_EXERCISE GOAL_:
Copy each line holding the string "rental".

_EXERCISE MATERIALS_:
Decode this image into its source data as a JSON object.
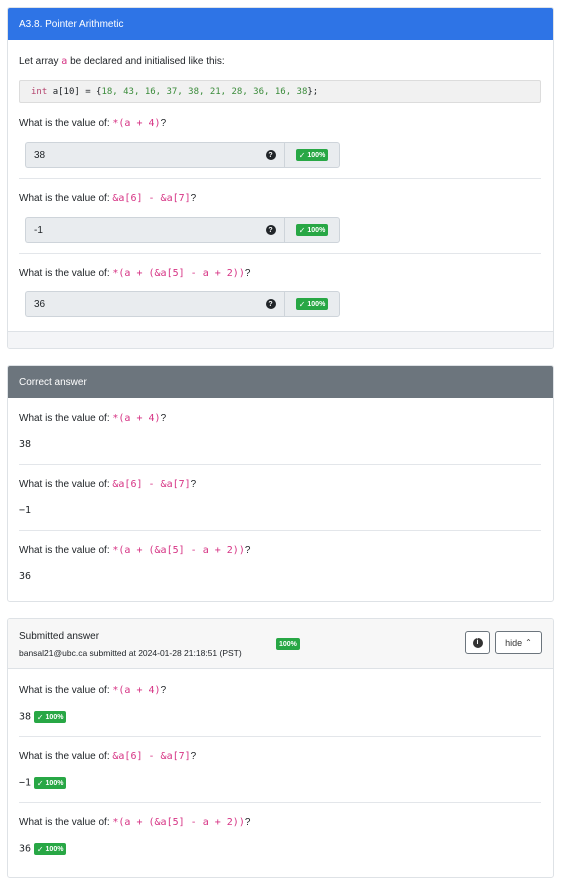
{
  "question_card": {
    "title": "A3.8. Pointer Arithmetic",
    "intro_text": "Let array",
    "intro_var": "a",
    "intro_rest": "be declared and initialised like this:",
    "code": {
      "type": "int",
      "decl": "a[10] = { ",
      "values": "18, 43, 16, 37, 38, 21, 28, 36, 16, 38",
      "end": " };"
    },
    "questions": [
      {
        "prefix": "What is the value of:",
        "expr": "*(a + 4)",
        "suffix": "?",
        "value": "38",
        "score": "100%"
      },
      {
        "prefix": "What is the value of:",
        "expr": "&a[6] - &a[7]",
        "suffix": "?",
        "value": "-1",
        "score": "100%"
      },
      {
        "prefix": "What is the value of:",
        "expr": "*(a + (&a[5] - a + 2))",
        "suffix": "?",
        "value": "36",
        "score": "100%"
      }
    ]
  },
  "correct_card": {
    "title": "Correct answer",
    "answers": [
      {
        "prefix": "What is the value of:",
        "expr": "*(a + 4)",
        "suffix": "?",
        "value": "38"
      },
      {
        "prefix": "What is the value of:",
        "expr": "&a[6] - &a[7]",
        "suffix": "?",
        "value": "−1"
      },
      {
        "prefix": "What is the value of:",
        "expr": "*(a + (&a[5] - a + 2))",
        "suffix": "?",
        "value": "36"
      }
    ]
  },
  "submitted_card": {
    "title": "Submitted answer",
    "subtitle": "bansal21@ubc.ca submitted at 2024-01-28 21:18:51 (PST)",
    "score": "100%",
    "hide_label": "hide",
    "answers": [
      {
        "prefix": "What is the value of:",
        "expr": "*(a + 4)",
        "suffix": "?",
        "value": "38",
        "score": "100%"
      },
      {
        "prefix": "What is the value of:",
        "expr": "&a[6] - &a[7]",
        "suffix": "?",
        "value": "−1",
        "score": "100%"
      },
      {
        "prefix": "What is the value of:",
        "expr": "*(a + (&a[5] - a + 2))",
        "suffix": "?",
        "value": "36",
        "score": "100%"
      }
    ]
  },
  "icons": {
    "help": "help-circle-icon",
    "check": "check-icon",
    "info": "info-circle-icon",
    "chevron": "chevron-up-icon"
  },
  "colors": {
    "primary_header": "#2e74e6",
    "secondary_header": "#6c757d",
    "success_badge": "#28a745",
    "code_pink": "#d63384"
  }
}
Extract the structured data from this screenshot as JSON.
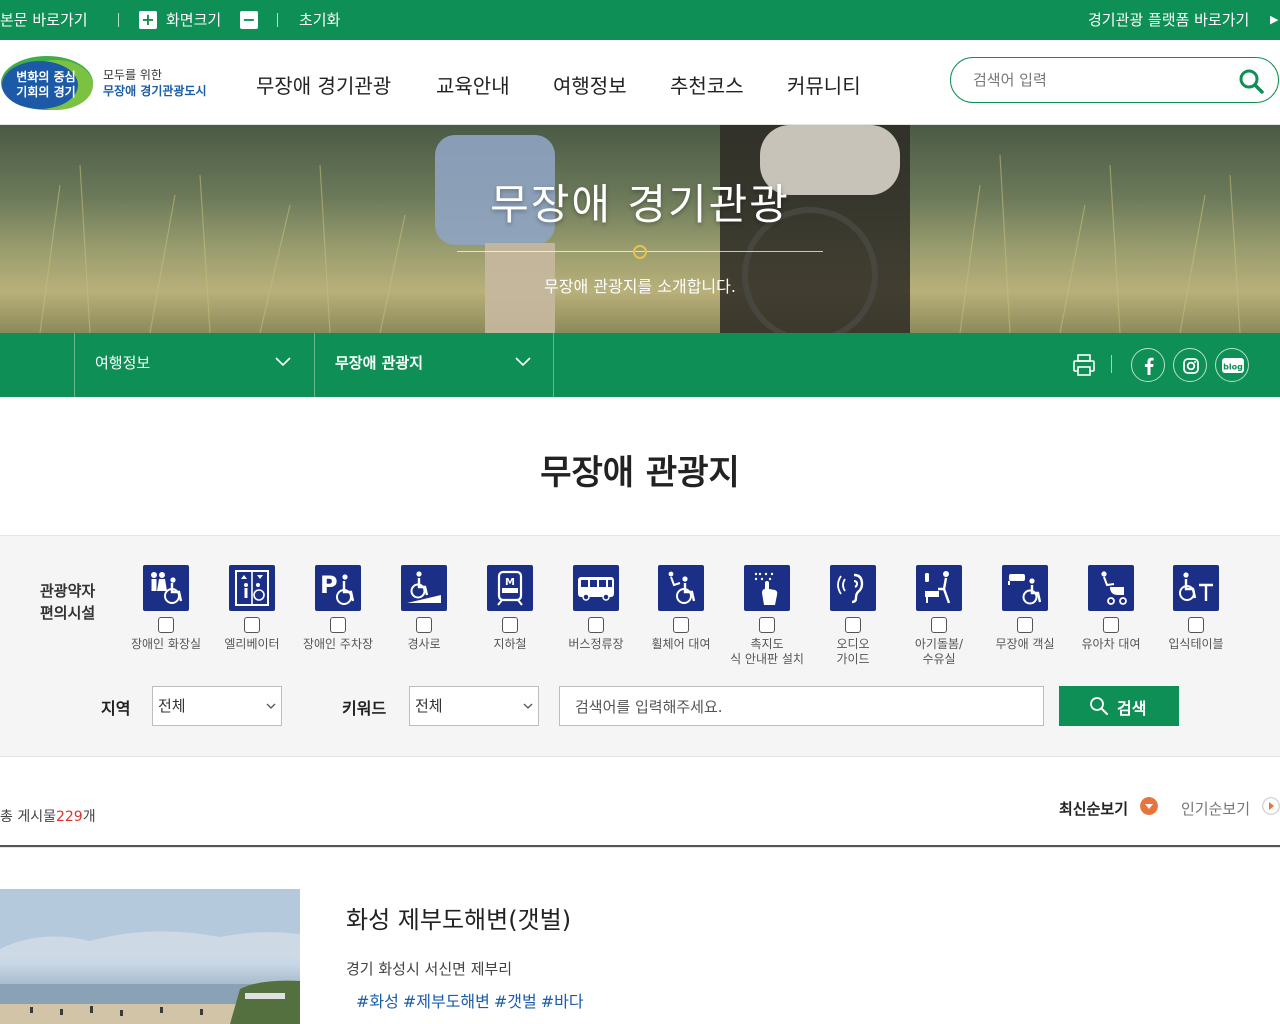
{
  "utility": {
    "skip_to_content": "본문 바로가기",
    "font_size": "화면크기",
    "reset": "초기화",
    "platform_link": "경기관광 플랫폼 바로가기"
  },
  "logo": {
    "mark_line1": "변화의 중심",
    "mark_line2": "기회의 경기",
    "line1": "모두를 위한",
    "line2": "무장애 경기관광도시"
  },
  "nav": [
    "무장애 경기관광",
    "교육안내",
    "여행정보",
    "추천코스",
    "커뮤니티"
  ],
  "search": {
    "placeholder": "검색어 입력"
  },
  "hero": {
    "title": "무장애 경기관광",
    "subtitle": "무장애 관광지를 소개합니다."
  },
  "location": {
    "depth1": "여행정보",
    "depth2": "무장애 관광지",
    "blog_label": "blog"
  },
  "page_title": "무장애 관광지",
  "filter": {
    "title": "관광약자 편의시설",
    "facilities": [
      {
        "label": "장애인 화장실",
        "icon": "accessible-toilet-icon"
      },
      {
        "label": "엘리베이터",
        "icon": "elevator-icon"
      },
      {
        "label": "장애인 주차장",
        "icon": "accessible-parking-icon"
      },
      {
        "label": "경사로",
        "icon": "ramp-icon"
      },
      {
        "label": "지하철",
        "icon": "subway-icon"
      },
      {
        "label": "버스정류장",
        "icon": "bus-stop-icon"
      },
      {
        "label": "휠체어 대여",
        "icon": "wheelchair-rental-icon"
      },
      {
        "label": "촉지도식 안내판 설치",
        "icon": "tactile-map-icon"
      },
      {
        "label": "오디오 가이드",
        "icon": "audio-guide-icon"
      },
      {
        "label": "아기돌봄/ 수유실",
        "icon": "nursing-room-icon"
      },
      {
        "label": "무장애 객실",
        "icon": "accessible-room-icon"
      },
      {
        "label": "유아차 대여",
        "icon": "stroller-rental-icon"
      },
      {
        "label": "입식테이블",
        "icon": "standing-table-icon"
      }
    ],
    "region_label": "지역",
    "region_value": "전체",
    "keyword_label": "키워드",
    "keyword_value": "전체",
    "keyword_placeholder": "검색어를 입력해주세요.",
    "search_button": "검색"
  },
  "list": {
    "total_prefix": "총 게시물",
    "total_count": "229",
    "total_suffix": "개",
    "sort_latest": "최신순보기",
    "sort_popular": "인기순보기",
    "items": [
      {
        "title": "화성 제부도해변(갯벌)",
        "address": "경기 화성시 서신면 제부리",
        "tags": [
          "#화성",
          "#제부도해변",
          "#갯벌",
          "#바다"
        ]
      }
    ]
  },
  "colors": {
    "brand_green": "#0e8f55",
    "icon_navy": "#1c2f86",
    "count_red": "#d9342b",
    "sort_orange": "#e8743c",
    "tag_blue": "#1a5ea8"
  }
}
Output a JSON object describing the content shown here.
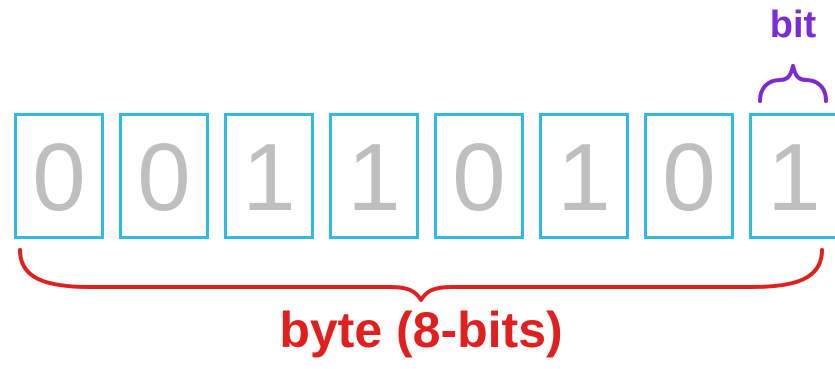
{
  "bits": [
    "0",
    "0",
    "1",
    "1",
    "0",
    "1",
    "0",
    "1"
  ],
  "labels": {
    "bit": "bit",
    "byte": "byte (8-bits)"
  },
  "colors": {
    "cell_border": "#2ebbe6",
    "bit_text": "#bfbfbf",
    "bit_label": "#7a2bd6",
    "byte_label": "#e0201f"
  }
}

--

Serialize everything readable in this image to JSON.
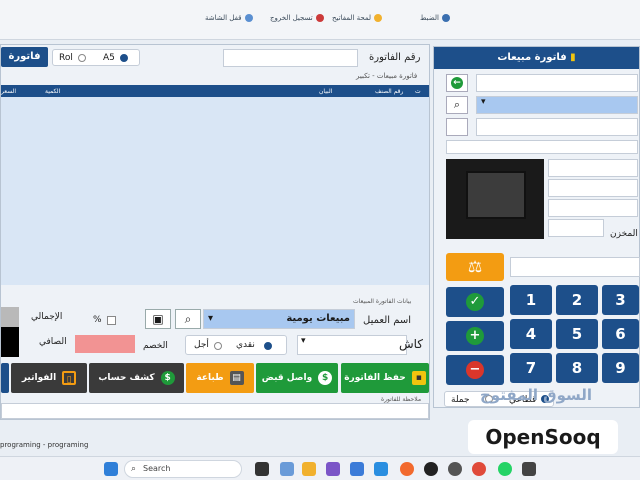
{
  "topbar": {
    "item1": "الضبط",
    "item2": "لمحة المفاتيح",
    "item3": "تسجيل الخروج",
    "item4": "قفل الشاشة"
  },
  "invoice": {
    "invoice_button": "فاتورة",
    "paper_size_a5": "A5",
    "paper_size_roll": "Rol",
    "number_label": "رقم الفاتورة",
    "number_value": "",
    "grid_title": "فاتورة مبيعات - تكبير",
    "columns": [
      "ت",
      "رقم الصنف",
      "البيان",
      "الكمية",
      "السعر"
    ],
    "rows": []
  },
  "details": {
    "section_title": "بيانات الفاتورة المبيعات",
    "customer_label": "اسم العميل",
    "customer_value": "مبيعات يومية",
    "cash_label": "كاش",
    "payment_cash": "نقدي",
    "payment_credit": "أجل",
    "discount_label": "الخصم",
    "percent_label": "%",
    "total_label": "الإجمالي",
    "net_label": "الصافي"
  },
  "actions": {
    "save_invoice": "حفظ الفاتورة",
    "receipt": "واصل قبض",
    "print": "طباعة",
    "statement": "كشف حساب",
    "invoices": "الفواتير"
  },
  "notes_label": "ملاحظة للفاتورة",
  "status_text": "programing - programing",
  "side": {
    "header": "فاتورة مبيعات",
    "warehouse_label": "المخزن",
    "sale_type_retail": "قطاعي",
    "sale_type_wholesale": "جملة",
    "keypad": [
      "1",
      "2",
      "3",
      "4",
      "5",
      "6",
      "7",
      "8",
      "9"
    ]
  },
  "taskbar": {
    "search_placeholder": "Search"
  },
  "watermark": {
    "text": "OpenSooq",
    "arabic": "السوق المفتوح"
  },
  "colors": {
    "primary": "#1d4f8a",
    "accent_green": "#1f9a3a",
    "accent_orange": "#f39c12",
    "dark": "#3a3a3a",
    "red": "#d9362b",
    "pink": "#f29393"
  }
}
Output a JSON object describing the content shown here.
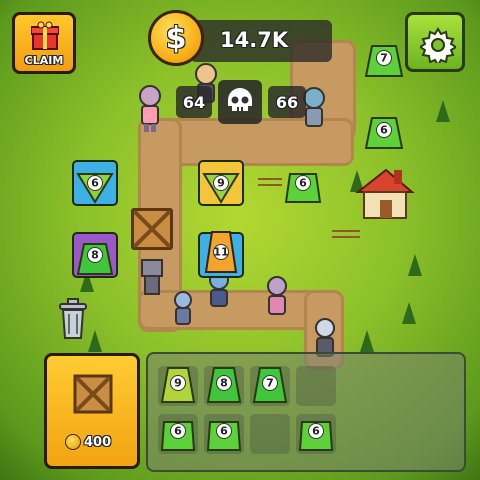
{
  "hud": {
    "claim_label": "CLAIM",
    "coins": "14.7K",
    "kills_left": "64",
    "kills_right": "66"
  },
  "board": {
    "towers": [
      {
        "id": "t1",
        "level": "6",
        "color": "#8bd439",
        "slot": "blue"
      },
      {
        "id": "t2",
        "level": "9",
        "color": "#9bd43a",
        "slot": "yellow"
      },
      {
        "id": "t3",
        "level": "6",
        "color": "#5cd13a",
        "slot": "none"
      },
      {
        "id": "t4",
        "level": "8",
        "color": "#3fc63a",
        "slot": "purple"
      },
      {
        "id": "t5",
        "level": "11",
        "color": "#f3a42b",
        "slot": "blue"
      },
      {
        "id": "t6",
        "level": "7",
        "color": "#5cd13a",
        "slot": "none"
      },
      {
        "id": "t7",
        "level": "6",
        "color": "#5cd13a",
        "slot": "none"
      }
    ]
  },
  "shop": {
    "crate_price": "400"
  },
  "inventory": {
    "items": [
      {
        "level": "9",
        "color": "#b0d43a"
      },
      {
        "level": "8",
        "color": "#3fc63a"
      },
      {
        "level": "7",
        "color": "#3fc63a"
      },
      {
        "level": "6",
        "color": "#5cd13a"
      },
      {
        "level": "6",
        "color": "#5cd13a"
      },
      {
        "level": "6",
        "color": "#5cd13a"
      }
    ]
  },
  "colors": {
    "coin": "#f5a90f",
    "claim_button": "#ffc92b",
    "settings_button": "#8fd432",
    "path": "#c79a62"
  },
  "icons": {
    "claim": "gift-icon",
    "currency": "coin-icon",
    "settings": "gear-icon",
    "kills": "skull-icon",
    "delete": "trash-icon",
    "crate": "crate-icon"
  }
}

_EXERCISE RESPONSE_:
        "icon": "wheelchair-rental-icon"
        "icon": "stroller-rental-icon"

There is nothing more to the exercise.